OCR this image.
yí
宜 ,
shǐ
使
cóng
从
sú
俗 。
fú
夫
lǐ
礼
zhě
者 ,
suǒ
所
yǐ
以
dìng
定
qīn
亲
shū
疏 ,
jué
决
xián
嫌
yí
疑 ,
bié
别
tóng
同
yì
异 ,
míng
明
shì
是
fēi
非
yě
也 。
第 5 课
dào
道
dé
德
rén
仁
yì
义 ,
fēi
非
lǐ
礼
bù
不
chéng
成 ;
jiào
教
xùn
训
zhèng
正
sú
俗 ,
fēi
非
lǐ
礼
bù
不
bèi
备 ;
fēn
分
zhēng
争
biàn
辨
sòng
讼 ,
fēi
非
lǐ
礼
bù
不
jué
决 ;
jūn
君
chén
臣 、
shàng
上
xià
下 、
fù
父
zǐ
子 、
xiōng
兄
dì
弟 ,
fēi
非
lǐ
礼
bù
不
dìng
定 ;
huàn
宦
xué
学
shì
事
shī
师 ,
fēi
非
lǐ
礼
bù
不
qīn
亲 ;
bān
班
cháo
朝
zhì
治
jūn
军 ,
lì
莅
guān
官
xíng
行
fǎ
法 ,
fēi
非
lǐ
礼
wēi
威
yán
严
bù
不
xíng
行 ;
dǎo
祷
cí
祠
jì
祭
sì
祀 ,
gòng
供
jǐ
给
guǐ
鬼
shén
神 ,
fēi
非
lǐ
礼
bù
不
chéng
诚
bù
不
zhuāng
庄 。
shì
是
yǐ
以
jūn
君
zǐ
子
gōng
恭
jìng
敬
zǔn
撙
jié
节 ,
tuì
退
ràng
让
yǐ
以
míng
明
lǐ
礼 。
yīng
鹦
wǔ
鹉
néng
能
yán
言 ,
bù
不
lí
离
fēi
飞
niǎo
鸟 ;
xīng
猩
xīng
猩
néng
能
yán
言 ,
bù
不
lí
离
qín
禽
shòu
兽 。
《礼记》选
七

-------

TASK DETAILS -> Write out the records shown above, exactly as they appear.

SOLUTION TO THIS PROBLEM ->
OCR this image.
yí
宜 ,
shǐ
使
cóng
从
sú
俗 。
fú
夫
lǐ
礼
zhě
者 ,
suǒ
所
yǐ
以
dìng
定
qīn
亲
shū
疏 ,
jué
决
xián
嫌
yí
疑 ,
bié
别
tóng
同
yì
异 ,
míng
明
shì
是
fēi
非
yě
也 。
第 5 课
dào
道
dé
德
rén
仁
yì
义 ,
fēi
非
lǐ
礼
bù
不
chéng
成 ;
jiào
教
xùn
训
zhèng
正
sú
俗 ,
fēi
非
lǐ
礼
bù
不
bèi
备 ;
fēn
分
zhēng
争
biàn
辨
sòng
讼 ,
fēi
非
lǐ
礼
bù
不
jué
决 ;
jūn
君
chén
臣 、
shàng
上
xià
下 、
fù
父
zǐ
子 、
xiōng
兄
dì
弟 ,
fēi
非
lǐ
礼
bù
不
dìng
定 ;
huàn
宦
xué
学
shì
事
shī
师 ,
fēi
非
lǐ
礼
bù
不
qīn
亲 ;
bān
班
cháo
朝
zhì
治
jūn
军 ,
lì
莅
guān
官
xíng
行
fǎ
法 ,
fēi
非
lǐ
礼
wēi
威
yán
严
bù
不
xíng
行 ;
dǎo
祷
cí
祠
jì
祭
sì
祀 ,
gòng
供
jǐ
给
guǐ
鬼
shén
神 ,
fēi
非
lǐ
礼
bù
不
chéng
诚
bù
不
zhuāng
庄 。
shì
是
yǐ
以
jūn
君
zǐ
子
gōng
恭
jìng
敬
zǔn
撙
jié
节 ,
tuì
退
ràng
让
yǐ
以
míng
明
lǐ
礼 。
yīng
鹦
wǔ
鹉
néng
能
yán
言 ,
bù
不
lí
离
fēi
飞
niǎo
鸟 ;
xīng
猩
xīng
猩
néng
能
yán
言 ,
bù
不
lí
离
qín
禽
shòu
兽 。
《礼记》选
七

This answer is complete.